[Task brief]:
Write out, precisely and in full, each line of the material.

[Excerpted records]:
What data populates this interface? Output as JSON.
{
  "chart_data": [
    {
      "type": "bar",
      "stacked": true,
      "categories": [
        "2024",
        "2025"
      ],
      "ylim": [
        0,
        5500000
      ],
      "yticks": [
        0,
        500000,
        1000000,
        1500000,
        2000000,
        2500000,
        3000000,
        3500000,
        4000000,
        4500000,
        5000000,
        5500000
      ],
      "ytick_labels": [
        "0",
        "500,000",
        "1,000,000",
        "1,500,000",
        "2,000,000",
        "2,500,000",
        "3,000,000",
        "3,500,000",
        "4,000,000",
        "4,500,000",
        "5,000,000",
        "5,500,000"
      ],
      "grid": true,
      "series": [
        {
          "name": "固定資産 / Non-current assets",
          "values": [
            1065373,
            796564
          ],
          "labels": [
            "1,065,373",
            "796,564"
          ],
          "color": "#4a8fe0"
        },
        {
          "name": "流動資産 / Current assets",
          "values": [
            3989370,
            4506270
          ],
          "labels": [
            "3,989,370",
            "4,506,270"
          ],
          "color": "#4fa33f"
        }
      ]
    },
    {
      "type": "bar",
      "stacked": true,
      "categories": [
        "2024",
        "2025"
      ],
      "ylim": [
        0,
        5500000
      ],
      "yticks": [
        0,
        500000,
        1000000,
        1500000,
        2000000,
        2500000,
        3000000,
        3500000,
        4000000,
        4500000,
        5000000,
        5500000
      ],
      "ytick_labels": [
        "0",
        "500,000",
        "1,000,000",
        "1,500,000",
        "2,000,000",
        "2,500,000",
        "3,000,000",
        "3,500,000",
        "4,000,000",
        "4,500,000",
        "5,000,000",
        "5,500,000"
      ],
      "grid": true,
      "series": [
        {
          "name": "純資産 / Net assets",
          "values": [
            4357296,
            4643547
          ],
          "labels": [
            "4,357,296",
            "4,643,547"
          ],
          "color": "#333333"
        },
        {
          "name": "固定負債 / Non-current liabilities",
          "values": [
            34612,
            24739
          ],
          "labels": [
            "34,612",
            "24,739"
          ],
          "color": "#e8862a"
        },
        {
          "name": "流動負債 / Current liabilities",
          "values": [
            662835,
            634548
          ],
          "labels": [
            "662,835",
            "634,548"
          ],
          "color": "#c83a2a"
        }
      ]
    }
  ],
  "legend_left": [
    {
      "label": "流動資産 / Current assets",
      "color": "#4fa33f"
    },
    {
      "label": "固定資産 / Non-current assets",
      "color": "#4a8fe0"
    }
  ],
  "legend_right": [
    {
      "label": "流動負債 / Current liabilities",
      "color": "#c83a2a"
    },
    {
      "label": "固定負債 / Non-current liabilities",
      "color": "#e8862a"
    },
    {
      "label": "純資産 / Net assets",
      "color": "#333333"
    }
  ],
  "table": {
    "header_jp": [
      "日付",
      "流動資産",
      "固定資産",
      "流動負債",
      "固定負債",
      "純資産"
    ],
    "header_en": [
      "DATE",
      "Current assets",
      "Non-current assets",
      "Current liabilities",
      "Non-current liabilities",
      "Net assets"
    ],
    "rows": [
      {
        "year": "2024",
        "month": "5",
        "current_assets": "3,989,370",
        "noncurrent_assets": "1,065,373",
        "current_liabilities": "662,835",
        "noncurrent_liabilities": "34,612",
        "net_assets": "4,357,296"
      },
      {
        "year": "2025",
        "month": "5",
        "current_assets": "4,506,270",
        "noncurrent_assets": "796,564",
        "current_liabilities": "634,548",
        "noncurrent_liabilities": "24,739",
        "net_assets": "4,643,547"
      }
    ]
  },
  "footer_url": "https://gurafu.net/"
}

[Expected answer]:
What data populates this interface? Output as JSON.
{
  "chart_data": [
    {
      "type": "bar",
      "stacked": true,
      "categories": [
        "2024",
        "2025"
      ],
      "ylim": [
        0,
        5500000
      ],
      "yticks": [
        0,
        500000,
        1000000,
        1500000,
        2000000,
        2500000,
        3000000,
        3500000,
        4000000,
        4500000,
        5000000,
        5500000
      ],
      "ytick_labels": [
        "0",
        "500,000",
        "1,000,000",
        "1,500,000",
        "2,000,000",
        "2,500,000",
        "3,000,000",
        "3,500,000",
        "4,000,000",
        "4,500,000",
        "5,000,000",
        "5,500,000"
      ],
      "grid": true,
      "series": [
        {
          "name": "固定資産 / Non-current assets",
          "values": [
            1065373,
            796564
          ],
          "labels": [
            "1,065,373",
            "796,564"
          ],
          "color": "#4a8fe0"
        },
        {
          "name": "流動資産 / Current assets",
          "values": [
            3989370,
            4506270
          ],
          "labels": [
            "3,989,370",
            "4,506,270"
          ],
          "color": "#4fa33f"
        }
      ]
    },
    {
      "type": "bar",
      "stacked": true,
      "categories": [
        "2024",
        "2025"
      ],
      "ylim": [
        0,
        5500000
      ],
      "yticks": [
        0,
        500000,
        1000000,
        1500000,
        2000000,
        2500000,
        3000000,
        3500000,
        4000000,
        4500000,
        5000000,
        5500000
      ],
      "ytick_labels": [
        "0",
        "500,000",
        "1,000,000",
        "1,500,000",
        "2,000,000",
        "2,500,000",
        "3,000,000",
        "3,500,000",
        "4,000,000",
        "4,500,000",
        "5,000,000",
        "5,500,000"
      ],
      "grid": true,
      "series": [
        {
          "name": "純資産 / Net assets",
          "values": [
            4357296,
            4643547
          ],
          "labels": [
            "4,357,296",
            "4,643,547"
          ],
          "color": "#333333"
        },
        {
          "name": "固定負債 / Non-current liabilities",
          "values": [
            34612,
            24739
          ],
          "labels": [
            "34,612",
            "24,739"
          ],
          "color": "#e8862a"
        },
        {
          "name": "流動負債 / Current liabilities",
          "values": [
            662835,
            634548
          ],
          "labels": [
            "662,835",
            "634,548"
          ],
          "color": "#c83a2a"
        }
      ]
    }
  ],
  "legend_left": [
    {
      "label": "流動資産 / Current assets",
      "color": "#4fa33f"
    },
    {
      "label": "固定資産 / Non-current assets",
      "color": "#4a8fe0"
    }
  ],
  "legend_right": [
    {
      "label": "流動負債 / Current liabilities",
      "color": "#c83a2a"
    },
    {
      "label": "固定負債 / Non-current liabilities",
      "color": "#e8862a"
    },
    {
      "label": "純資産 / Net assets",
      "color": "#333333"
    }
  ],
  "table": {
    "header_jp": [
      "日付",
      "流動資産",
      "固定資産",
      "流動負債",
      "固定負債",
      "純資産"
    ],
    "header_en": [
      "DATE",
      "Current assets",
      "Non-current assets",
      "Current liabilities",
      "Non-current liabilities",
      "Net assets"
    ],
    "rows": [
      {
        "year": "2024",
        "month": "5",
        "current_assets": "3,989,370",
        "noncurrent_assets": "1,065,373",
        "current_liabilities": "662,835",
        "noncurrent_liabilities": "34,612",
        "net_assets": "4,357,296"
      },
      {
        "year": "2025",
        "month": "5",
        "current_assets": "4,506,270",
        "noncurrent_assets": "796,564",
        "current_liabilities": "634,548",
        "noncurrent_liabilities": "24,739",
        "net_assets": "4,643,547"
      }
    ]
  },
  "footer_url": "https://gurafu.net/"
}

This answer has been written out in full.